Search the material for the string "Mérida", then report how many lines hold it, with no other text.

[Lines of data]
----
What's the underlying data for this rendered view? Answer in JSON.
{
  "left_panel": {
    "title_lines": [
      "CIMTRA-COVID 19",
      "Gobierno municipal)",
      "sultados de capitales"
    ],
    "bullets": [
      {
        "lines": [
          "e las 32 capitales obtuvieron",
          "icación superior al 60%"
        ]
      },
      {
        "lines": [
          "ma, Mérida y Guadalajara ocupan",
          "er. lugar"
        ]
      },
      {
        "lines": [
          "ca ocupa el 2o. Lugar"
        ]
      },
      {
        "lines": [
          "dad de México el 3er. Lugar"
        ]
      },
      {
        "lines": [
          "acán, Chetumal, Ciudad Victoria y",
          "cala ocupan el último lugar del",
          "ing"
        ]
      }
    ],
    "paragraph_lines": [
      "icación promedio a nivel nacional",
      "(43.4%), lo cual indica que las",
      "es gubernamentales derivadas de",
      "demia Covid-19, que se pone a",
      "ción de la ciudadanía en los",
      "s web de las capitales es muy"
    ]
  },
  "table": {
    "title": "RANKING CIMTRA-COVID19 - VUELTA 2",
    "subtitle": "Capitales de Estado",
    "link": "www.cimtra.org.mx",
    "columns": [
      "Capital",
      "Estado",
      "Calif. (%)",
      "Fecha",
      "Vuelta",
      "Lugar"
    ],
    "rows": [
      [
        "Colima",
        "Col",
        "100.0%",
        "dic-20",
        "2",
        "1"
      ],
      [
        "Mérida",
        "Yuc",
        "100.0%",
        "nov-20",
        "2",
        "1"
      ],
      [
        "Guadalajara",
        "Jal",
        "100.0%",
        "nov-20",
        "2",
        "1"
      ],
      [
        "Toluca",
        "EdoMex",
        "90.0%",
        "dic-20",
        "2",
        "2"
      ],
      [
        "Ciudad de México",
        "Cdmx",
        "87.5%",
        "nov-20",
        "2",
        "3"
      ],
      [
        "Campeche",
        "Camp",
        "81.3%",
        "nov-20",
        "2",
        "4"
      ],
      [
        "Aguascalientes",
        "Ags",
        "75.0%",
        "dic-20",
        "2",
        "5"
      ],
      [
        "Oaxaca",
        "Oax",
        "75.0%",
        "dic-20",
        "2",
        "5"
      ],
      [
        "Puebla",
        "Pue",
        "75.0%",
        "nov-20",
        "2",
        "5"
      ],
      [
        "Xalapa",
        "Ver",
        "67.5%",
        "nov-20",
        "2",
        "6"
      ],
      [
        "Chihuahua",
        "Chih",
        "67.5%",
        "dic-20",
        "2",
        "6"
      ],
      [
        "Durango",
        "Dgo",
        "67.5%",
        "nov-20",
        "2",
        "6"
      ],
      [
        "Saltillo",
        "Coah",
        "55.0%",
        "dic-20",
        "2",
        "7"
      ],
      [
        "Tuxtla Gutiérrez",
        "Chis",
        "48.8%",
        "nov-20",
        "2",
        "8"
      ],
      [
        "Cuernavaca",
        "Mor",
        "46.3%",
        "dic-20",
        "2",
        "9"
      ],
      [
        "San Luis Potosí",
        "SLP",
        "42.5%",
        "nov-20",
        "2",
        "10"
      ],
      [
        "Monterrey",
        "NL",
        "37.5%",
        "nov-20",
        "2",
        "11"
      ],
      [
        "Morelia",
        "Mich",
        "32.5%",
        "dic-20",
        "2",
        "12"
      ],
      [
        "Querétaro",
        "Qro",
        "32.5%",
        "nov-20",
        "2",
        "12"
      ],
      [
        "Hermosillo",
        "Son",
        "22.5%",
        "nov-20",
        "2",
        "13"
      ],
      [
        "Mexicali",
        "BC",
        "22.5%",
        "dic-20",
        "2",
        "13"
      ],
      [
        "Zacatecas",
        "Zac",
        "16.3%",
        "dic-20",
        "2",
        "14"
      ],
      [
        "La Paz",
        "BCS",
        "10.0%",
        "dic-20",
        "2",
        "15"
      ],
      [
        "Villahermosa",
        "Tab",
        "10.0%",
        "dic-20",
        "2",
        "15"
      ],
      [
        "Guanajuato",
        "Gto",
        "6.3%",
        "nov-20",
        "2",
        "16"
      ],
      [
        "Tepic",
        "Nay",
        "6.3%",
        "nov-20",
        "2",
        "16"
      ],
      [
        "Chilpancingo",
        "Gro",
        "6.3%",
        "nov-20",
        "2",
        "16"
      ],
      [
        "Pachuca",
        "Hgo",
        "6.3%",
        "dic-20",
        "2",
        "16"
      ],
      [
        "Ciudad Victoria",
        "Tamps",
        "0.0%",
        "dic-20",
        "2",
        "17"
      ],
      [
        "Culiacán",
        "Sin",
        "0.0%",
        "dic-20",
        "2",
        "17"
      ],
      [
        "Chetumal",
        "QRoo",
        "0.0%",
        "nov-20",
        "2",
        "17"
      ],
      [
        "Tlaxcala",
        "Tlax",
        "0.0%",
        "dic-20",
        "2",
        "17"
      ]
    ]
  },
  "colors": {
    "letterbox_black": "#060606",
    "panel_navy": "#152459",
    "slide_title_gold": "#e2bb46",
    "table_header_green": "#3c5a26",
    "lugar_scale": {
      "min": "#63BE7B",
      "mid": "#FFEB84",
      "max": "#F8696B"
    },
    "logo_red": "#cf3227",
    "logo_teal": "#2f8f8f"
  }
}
----
■ **Answer in full**
2